Dataset items
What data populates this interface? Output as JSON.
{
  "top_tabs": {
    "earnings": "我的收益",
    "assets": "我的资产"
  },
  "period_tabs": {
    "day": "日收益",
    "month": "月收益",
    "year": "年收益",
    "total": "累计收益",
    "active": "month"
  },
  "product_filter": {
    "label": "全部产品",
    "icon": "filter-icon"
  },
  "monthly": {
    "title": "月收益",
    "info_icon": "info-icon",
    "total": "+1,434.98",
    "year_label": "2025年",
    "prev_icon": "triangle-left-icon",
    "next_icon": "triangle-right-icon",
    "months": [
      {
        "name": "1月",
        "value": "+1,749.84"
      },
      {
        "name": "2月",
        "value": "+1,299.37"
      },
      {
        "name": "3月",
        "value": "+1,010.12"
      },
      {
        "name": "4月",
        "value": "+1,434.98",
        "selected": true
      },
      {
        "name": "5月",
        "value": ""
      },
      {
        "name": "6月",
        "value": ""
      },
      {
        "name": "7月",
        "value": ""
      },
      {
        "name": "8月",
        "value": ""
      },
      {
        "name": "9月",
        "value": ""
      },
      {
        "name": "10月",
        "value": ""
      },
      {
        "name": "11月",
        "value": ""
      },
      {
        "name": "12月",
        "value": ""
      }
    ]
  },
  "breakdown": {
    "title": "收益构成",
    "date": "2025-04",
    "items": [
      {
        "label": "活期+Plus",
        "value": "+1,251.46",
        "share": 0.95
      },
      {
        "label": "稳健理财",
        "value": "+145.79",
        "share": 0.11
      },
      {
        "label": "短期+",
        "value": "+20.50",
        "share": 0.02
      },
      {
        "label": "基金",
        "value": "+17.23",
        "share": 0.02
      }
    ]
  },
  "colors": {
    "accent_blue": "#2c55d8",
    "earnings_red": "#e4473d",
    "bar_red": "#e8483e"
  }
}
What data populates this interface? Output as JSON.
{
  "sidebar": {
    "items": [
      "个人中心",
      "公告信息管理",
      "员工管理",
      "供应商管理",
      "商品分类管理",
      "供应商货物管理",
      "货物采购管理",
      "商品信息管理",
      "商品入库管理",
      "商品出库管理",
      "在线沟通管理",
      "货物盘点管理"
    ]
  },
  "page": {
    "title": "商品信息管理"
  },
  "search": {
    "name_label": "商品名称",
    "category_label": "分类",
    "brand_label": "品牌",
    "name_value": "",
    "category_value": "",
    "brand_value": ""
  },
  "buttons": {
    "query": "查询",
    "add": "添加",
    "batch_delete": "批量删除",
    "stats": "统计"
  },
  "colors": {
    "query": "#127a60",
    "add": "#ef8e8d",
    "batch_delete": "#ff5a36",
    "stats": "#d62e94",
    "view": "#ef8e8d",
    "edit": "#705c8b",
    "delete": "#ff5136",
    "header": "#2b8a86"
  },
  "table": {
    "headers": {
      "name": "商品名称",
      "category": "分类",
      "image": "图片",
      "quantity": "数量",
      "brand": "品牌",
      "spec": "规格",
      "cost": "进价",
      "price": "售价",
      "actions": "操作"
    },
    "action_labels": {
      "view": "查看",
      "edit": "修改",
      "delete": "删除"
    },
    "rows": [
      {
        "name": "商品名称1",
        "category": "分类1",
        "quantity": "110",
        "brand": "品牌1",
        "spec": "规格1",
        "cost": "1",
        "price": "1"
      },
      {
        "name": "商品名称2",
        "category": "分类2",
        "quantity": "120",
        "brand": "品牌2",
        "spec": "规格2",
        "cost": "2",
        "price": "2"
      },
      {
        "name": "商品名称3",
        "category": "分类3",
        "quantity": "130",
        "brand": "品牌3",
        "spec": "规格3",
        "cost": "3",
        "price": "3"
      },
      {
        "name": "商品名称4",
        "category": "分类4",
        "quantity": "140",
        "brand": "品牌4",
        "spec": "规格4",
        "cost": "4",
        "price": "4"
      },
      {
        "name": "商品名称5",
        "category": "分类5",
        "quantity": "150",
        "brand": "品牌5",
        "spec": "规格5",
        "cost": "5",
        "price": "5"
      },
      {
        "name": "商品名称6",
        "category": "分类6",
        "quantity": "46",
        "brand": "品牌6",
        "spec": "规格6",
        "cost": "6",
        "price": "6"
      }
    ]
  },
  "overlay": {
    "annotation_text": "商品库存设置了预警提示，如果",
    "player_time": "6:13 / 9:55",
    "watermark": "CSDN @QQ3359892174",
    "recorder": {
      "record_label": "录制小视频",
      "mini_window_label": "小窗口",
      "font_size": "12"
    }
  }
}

◆ **Work required**
Write out the full listing, keeping every line exactly as it is.

◆ **Solution**
What data populates this interface? Output as JSON.
{
  "top_tabs": {
    "earnings": "我的收益",
    "assets": "我的资产"
  },
  "period_tabs": {
    "day": "日收益",
    "month": "月收益",
    "year": "年收益",
    "total": "累计收益",
    "active": "month"
  },
  "product_filter": {
    "label": "全部产品",
    "icon": "filter-icon"
  },
  "monthly": {
    "title": "月收益",
    "info_icon": "info-icon",
    "total": "+1,434.98",
    "year_label": "2025年",
    "prev_icon": "triangle-left-icon",
    "next_icon": "triangle-right-icon",
    "months": [
      {
        "name": "1月",
        "value": "+1,749.84"
      },
      {
        "name": "2月",
        "value": "+1,299.37"
      },
      {
        "name": "3月",
        "value": "+1,010.12"
      },
      {
        "name": "4月",
        "value": "+1,434.98",
        "selected": true
      },
      {
        "name": "5月",
        "value": ""
      },
      {
        "name": "6月",
        "value": ""
      },
      {
        "name": "7月",
        "value": ""
      },
      {
        "name": "8月",
        "value": ""
      },
      {
        "name": "9月",
        "value": ""
      },
      {
        "name": "10月",
        "value": ""
      },
      {
        "name": "11月",
        "value": ""
      },
      {
        "name": "12月",
        "value": ""
      }
    ]
  },
  "breakdown": {
    "title": "收益构成",
    "date": "2025-04",
    "items": [
      {
        "label": "活期+Plus",
        "value": "+1,251.46",
        "share": 0.95
      },
      {
        "label": "稳健理财",
        "value": "+145.79",
        "share": 0.11
      },
      {
        "label": "短期+",
        "value": "+20.50",
        "share": 0.02
      },
      {
        "label": "基金",
        "value": "+17.23",
        "share": 0.02
      }
    ]
  },
  "colors": {
    "accent_blue": "#2c55d8",
    "earnings_red": "#e4473d",
    "bar_red": "#e8483e"
  }
}
What data populates this interface? Output as JSON.
{
  "sidebar": {
    "items": [
      "个人中心",
      "公告信息管理",
      "员工管理",
      "供应商管理",
      "商品分类管理",
      "供应商货物管理",
      "货物采购管理",
      "商品信息管理",
      "商品入库管理",
      "商品出库管理",
      "在线沟通管理",
      "货物盘点管理"
    ]
  },
  "page": {
    "title": "商品信息管理"
  },
  "search": {
    "name_label": "商品名称",
    "category_label": "分类",
    "brand_label": "品牌",
    "name_value": "",
    "category_value": "",
    "brand_value": ""
  },
  "buttons": {
    "query": "查询",
    "add": "添加",
    "batch_delete": "批量删除",
    "stats": "统计"
  },
  "colors": {
    "query": "#127a60",
    "add": "#ef8e8d",
    "batch_delete": "#ff5a36",
    "stats": "#d62e94",
    "view": "#ef8e8d",
    "edit": "#705c8b",
    "delete": "#ff5136",
    "header": "#2b8a86"
  },
  "table": {
    "headers": {
      "name": "商品名称",
      "category": "分类",
      "image": "图片",
      "quantity": "数量",
      "brand": "品牌",
      "spec": "规格",
      "cost": "进价",
      "price": "售价",
      "actions": "操作"
    },
    "action_labels": {
      "view": "查看",
      "edit": "修改",
      "delete": "删除"
    },
    "rows": [
      {
        "name": "商品名称1",
        "category": "分类1",
        "quantity": "110",
        "brand": "品牌1",
        "spec": "规格1",
        "cost": "1",
        "price": "1"
      },
      {
        "name": "商品名称2",
        "category": "分类2",
        "quantity": "120",
        "brand": "品牌2",
        "spec": "规格2",
        "cost": "2",
        "price": "2"
      },
      {
        "name": "商品名称3",
        "category": "分类3",
        "quantity": "130",
        "brand": "品牌3",
        "spec": "规格3",
        "cost": "3",
        "price": "3"
      },
      {
        "name": "商品名称4",
        "category": "分类4",
        "quantity": "140",
        "brand": "品牌4",
        "spec": "规格4",
        "cost": "4",
        "price": "4"
      },
      {
        "name": "商品名称5",
        "category": "分类5",
        "quantity": "150",
        "brand": "品牌5",
        "spec": "规格5",
        "cost": "5",
        "price": "5"
      },
      {
        "name": "商品名称6",
        "category": "分类6",
        "quantity": "46",
        "brand": "品牌6",
        "spec": "规格6",
        "cost": "6",
        "price": "6"
      }
    ]
  },
  "overlay": {
    "annotation_text": "商品库存设置了预警提示，如果",
    "player_time": "6:13 / 9:55",
    "watermark": "CSDN @QQ3359892174",
    "recorder": {
      "record_label": "录制小视频",
      "mini_window_label": "小窗口",
      "font_size": "12"
    }
  }
}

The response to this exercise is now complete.